Start DATA SUPPLIED

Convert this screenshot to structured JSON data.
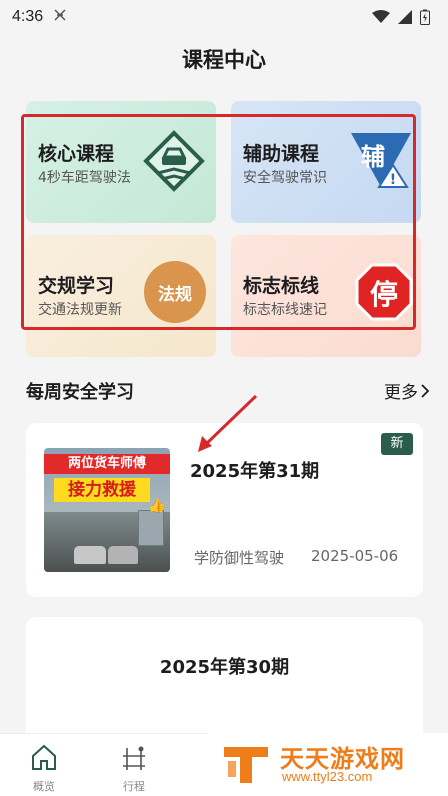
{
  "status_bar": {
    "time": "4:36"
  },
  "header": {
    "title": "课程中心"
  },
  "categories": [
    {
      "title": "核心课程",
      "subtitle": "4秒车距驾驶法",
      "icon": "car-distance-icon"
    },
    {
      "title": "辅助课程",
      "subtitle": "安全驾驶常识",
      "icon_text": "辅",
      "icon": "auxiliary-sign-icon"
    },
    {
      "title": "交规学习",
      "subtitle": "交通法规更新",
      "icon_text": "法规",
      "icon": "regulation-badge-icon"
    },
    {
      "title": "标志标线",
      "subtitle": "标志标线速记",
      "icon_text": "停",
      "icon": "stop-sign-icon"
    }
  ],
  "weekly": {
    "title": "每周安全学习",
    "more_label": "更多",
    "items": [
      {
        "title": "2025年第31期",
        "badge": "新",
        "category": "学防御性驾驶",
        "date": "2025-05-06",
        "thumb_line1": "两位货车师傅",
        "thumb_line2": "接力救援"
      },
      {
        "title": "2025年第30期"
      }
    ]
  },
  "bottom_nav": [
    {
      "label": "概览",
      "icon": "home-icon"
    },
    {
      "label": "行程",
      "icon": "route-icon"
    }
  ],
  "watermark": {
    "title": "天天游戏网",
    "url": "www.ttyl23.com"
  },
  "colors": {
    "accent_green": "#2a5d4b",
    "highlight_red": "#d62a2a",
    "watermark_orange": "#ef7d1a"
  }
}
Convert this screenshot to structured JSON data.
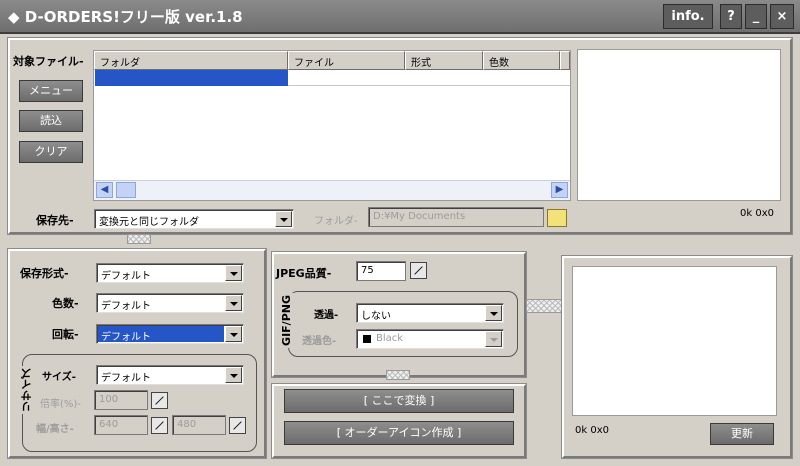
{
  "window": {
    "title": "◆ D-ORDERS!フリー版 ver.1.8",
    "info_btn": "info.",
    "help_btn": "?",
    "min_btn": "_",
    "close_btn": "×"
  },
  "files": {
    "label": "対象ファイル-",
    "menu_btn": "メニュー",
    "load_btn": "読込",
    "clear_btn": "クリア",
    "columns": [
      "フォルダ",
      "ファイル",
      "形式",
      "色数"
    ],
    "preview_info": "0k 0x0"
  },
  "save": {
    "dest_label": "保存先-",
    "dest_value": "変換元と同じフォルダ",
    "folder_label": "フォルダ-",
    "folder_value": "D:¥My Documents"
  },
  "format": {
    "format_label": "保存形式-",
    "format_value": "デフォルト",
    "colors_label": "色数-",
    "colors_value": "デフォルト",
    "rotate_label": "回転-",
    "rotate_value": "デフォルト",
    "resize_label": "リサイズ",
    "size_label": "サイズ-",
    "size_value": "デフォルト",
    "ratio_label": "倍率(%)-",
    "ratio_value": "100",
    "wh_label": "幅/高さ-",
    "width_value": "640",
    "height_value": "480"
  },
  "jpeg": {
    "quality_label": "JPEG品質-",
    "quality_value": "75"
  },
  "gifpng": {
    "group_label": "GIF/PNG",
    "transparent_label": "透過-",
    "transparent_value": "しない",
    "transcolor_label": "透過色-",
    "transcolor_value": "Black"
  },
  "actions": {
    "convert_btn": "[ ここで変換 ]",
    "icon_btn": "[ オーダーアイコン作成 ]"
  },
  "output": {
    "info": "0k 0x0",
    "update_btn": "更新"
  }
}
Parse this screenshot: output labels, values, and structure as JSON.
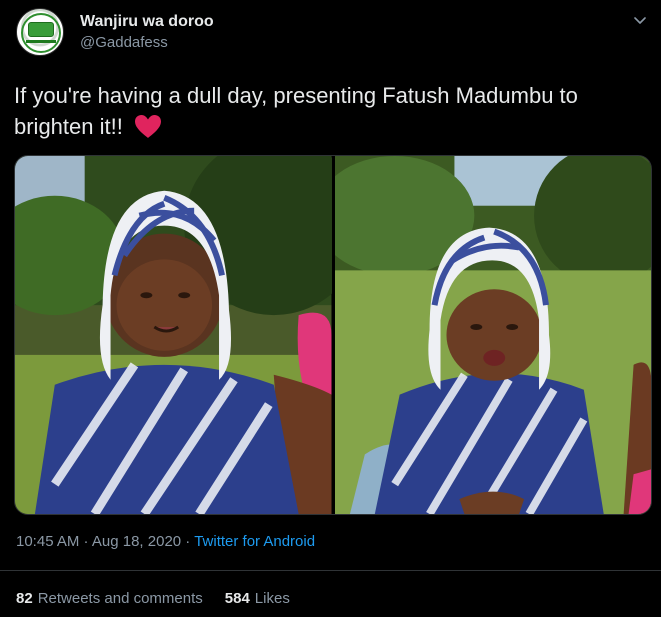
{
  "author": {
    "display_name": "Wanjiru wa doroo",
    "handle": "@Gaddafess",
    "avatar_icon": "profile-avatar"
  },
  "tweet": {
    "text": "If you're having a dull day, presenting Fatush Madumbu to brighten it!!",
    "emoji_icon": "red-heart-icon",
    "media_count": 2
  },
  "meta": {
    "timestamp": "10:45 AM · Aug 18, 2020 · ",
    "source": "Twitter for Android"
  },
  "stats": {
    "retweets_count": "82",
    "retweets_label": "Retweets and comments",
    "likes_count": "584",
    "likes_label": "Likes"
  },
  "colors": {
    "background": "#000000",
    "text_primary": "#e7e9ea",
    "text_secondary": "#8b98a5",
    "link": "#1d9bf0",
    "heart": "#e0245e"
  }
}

End DATA SUPPLIED

:: EXERCISE INSTRUCTIONS ::
Copy out each line of the data where the string "heart" appears.

:: COMPLETE OUTPUT ::
    "emoji_icon": "red-heart-icon",
    "heart": "#e0245e"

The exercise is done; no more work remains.